The exercise asks for every line of the data to be reproduced exactly.
* start Records *
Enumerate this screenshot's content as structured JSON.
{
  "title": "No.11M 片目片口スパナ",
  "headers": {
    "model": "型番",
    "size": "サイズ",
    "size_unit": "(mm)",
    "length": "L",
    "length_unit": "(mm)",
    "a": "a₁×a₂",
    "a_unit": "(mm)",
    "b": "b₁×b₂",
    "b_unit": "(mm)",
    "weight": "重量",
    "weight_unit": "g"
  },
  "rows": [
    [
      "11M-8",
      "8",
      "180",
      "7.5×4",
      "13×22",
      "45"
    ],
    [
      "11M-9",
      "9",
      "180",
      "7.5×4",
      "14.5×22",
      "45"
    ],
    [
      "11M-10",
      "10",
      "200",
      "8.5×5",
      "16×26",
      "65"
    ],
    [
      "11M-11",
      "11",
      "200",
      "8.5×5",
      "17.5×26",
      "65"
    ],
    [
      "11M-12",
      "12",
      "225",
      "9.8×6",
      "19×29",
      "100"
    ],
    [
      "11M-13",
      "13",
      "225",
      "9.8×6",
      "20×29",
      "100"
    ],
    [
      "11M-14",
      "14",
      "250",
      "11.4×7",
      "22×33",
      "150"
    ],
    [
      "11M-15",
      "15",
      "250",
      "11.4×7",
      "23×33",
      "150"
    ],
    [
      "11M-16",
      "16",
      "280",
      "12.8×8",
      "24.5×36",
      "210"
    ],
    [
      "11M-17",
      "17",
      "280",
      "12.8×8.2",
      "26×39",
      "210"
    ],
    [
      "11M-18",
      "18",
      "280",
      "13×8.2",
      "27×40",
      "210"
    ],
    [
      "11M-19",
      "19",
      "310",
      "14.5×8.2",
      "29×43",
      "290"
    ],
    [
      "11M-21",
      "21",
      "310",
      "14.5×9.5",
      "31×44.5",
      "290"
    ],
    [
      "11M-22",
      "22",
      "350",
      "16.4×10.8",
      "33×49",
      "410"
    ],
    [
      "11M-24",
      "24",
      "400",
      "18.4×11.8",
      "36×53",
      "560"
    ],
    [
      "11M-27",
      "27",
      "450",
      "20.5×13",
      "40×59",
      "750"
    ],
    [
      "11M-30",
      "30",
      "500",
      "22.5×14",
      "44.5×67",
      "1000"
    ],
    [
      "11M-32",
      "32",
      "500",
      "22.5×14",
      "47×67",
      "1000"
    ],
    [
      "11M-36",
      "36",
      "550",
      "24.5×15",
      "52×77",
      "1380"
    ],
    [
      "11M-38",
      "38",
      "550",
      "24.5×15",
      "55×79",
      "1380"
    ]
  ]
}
* end Records *
▸ **Solution**
Enumerate this screenshot's content as structured JSON.
{
  "title": "No.11M 片目片口スパナ",
  "headers": {
    "model": "型番",
    "size": "サイズ",
    "size_unit": "(mm)",
    "length": "L",
    "length_unit": "(mm)",
    "a": "a₁×a₂",
    "a_unit": "(mm)",
    "b": "b₁×b₂",
    "b_unit": "(mm)",
    "weight": "重量",
    "weight_unit": "g"
  },
  "rows": [
    [
      "11M-8",
      "8",
      "180",
      "7.5×4",
      "13×22",
      "45"
    ],
    [
      "11M-9",
      "9",
      "180",
      "7.5×4",
      "14.5×22",
      "45"
    ],
    [
      "11M-10",
      "10",
      "200",
      "8.5×5",
      "16×26",
      "65"
    ],
    [
      "11M-11",
      "11",
      "200",
      "8.5×5",
      "17.5×26",
      "65"
    ],
    [
      "11M-12",
      "12",
      "225",
      "9.8×6",
      "19×29",
      "100"
    ],
    [
      "11M-13",
      "13",
      "225",
      "9.8×6",
      "20×29",
      "100"
    ],
    [
      "11M-14",
      "14",
      "250",
      "11.4×7",
      "22×33",
      "150"
    ],
    [
      "11M-15",
      "15",
      "250",
      "11.4×7",
      "23×33",
      "150"
    ],
    [
      "11M-16",
      "16",
      "280",
      "12.8×8",
      "24.5×36",
      "210"
    ],
    [
      "11M-17",
      "17",
      "280",
      "12.8×8.2",
      "26×39",
      "210"
    ],
    [
      "11M-18",
      "18",
      "280",
      "13×8.2",
      "27×40",
      "210"
    ],
    [
      "11M-19",
      "19",
      "310",
      "14.5×8.2",
      "29×43",
      "290"
    ],
    [
      "11M-21",
      "21",
      "310",
      "14.5×9.5",
      "31×44.5",
      "290"
    ],
    [
      "11M-22",
      "22",
      "350",
      "16.4×10.8",
      "33×49",
      "410"
    ],
    [
      "11M-24",
      "24",
      "400",
      "18.4×11.8",
      "36×53",
      "560"
    ],
    [
      "11M-27",
      "27",
      "450",
      "20.5×13",
      "40×59",
      "750"
    ],
    [
      "11M-30",
      "30",
      "500",
      "22.5×14",
      "44.5×67",
      "1000"
    ],
    [
      "11M-32",
      "32",
      "500",
      "22.5×14",
      "47×67",
      "1000"
    ],
    [
      "11M-36",
      "36",
      "550",
      "24.5×15",
      "52×77",
      "1380"
    ],
    [
      "11M-38",
      "38",
      "550",
      "24.5×15",
      "55×79",
      "1380"
    ]
  ]
}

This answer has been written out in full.